Direction:
Give the records back in full, exactly as they read.

Records for the task:
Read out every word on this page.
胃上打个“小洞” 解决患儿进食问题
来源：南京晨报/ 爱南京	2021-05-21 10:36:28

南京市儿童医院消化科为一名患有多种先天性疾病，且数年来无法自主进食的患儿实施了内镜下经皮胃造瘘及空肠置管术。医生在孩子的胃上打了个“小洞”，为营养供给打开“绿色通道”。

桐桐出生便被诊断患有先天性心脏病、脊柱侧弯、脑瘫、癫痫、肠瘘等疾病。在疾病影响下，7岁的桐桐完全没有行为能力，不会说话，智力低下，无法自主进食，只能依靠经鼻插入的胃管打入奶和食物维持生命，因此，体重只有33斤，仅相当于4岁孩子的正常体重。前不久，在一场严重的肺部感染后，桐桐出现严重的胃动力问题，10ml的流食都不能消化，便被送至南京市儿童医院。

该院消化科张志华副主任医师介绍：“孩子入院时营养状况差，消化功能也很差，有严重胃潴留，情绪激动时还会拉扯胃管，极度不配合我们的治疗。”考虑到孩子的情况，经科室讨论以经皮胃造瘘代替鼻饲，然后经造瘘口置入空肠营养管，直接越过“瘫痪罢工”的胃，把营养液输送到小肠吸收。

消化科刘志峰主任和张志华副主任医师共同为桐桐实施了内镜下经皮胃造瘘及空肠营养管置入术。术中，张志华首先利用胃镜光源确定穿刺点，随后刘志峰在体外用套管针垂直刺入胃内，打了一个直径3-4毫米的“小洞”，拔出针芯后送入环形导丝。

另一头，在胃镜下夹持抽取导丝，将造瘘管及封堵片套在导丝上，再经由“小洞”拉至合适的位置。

Answer to this problem:
Read out every word on this page.
胃上打个“小洞” 解决患儿进食问题
来源：南京晨报/ 爱南京	2021-05-21 10:36:28

南京市儿童医院消化科为一名患有多种先天性疾病，且数年来无法自主进食的患儿实施了内镜下经皮胃造瘘及空肠置管术。医生在孩子的胃上打了个“小洞”，为营养供给打开“绿色通道”。

桐桐出生便被诊断患有先天性心脏病、脊柱侧弯、脑瘫、癫痫、肠瘘等疾病。在疾病影响下，7岁的桐桐完全没有行为能力，不会说话，智力低下，无法自主进食，只能依靠经鼻插入的胃管打入奶和食物维持生命，因此，体重只有33斤，仅相当于4岁孩子的正常体重。前不久，在一场严重的肺部感染后，桐桐出现严重的胃动力问题，10ml的流食都不能消化，便被送至南京市儿童医院。

该院消化科张志华副主任医师介绍：“孩子入院时营养状况差，消化功能也很差，有严重胃潴留，情绪激动时还会拉扯胃管，极度不配合我们的治疗。”考虑到孩子的情况，经科室讨论以经皮胃造瘘代替鼻饲，然后经造瘘口置入空肠营养管，直接越过“瘫痪罢工”的胃，把营养液输送到小肠吸收。

消化科刘志峰主任和张志华副主任医师共同为桐桐实施了内镜下经皮胃造瘘及空肠营养管置入术。术中，张志华首先利用胃镜光源确定穿刺点，随后刘志峰在体外用套管针垂直刺入胃内，打了一个直径3-4毫米的“小洞”，拔出针芯后送入环形导丝。

另一头，在胃镜下夹持抽取导丝，将造瘘管及封堵片套在导丝上，再经由“小洞”拉至合适的位置。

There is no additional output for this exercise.